Using the listing beneath this task, count the lines with the word "معتقدند" and write only the result.

----------------

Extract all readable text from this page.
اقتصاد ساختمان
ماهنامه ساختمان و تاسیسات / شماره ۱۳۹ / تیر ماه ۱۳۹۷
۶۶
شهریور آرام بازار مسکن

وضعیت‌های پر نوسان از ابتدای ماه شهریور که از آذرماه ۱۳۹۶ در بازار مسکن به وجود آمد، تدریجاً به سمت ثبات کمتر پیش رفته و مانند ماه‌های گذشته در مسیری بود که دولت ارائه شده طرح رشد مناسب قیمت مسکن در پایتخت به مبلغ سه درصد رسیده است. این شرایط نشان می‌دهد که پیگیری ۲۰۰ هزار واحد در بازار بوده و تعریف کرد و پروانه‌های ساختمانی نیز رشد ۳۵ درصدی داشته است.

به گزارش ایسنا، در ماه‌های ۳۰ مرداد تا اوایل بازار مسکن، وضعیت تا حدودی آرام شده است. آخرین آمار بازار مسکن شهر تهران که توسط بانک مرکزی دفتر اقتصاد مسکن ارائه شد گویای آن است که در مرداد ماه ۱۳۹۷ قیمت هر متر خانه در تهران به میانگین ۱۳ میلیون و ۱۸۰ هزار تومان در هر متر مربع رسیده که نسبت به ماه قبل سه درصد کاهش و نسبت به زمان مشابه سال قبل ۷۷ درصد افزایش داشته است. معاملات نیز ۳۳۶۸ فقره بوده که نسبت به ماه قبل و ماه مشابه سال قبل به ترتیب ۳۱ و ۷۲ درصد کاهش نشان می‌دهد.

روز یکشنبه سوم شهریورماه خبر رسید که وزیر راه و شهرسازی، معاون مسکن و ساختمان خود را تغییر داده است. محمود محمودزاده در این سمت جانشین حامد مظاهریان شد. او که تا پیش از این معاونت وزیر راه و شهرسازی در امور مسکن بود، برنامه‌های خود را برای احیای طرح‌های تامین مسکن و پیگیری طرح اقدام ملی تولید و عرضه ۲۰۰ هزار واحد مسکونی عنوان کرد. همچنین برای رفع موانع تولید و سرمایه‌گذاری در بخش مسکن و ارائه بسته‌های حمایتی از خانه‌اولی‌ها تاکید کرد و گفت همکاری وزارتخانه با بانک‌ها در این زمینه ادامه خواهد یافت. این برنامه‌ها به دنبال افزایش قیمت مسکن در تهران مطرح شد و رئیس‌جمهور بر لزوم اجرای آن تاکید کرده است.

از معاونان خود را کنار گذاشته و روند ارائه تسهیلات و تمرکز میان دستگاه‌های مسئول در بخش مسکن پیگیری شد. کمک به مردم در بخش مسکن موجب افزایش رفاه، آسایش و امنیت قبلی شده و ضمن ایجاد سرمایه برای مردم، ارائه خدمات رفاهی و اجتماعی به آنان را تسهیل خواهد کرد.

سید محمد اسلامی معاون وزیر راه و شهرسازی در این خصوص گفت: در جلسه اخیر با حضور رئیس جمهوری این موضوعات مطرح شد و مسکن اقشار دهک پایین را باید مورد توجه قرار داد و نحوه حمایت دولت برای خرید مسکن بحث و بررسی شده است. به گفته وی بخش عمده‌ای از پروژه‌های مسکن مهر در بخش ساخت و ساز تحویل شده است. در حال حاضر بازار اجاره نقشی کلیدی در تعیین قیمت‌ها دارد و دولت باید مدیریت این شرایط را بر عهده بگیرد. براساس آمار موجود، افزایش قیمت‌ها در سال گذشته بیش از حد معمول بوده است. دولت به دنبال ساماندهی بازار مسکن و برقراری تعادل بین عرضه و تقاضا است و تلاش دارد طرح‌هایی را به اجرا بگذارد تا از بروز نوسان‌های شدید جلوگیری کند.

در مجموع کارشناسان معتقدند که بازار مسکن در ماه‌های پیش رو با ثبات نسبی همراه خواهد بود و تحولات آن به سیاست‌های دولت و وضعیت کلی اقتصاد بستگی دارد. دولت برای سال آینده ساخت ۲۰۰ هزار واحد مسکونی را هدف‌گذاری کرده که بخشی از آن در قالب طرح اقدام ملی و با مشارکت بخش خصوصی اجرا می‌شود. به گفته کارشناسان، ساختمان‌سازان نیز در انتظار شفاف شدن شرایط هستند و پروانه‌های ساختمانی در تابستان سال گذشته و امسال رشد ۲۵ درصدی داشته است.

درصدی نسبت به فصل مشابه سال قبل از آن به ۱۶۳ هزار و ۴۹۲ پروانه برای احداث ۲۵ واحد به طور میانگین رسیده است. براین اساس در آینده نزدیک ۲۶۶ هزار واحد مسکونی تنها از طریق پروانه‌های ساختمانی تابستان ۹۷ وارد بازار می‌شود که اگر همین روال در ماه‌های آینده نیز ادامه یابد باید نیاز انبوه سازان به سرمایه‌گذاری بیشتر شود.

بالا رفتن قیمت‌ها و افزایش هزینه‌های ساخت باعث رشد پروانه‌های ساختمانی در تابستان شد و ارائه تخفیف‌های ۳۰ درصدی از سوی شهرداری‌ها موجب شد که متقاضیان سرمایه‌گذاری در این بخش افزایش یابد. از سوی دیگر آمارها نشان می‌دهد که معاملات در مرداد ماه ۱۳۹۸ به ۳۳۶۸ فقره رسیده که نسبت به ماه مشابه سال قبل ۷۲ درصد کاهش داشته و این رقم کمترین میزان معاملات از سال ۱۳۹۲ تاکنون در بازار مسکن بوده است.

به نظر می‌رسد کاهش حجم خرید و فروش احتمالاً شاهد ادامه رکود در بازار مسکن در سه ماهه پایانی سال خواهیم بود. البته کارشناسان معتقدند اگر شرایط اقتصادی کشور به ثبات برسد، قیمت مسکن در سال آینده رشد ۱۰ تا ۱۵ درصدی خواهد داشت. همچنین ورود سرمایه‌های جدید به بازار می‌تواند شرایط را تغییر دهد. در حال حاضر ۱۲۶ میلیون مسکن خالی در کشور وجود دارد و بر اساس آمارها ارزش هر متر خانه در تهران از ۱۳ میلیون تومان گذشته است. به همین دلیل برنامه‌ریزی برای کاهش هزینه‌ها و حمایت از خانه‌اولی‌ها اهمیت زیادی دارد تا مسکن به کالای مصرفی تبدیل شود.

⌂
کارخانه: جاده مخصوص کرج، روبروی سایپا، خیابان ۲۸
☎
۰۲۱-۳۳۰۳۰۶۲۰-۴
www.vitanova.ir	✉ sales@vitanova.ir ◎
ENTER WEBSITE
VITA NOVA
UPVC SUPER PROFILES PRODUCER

----------------

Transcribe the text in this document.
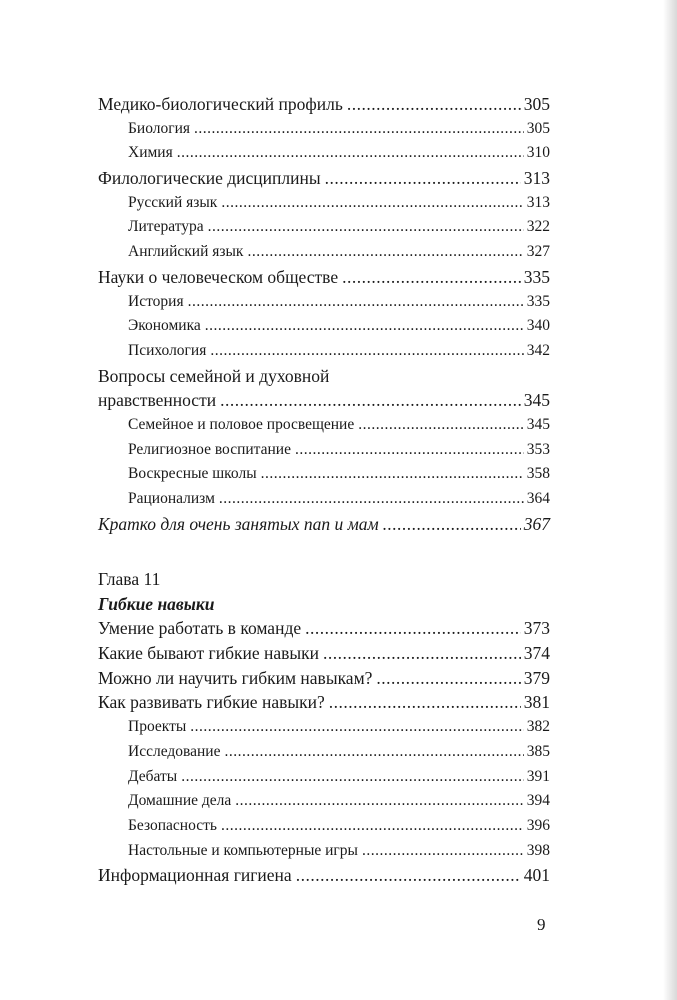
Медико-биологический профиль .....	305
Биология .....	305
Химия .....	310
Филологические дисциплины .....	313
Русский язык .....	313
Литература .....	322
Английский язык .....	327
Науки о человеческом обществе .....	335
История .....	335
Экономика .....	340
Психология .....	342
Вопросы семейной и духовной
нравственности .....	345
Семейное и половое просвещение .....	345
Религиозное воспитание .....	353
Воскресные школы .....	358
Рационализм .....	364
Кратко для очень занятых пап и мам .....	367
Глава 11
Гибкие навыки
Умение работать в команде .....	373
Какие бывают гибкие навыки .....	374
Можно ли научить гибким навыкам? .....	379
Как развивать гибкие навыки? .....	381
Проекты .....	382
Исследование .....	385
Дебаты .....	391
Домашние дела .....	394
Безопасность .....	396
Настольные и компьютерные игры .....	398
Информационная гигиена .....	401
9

----------------

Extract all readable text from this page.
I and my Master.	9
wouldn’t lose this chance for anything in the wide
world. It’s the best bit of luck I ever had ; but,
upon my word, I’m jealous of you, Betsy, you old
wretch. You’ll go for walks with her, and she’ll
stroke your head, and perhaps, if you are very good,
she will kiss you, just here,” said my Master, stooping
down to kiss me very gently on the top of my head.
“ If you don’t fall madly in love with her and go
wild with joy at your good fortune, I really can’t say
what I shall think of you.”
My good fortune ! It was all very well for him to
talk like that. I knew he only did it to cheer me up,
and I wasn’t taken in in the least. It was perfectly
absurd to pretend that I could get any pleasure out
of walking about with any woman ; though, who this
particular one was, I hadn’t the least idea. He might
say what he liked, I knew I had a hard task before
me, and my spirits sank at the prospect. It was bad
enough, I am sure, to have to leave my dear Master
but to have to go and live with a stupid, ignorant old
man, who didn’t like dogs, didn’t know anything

----------------

> **FINAL RESULT**
2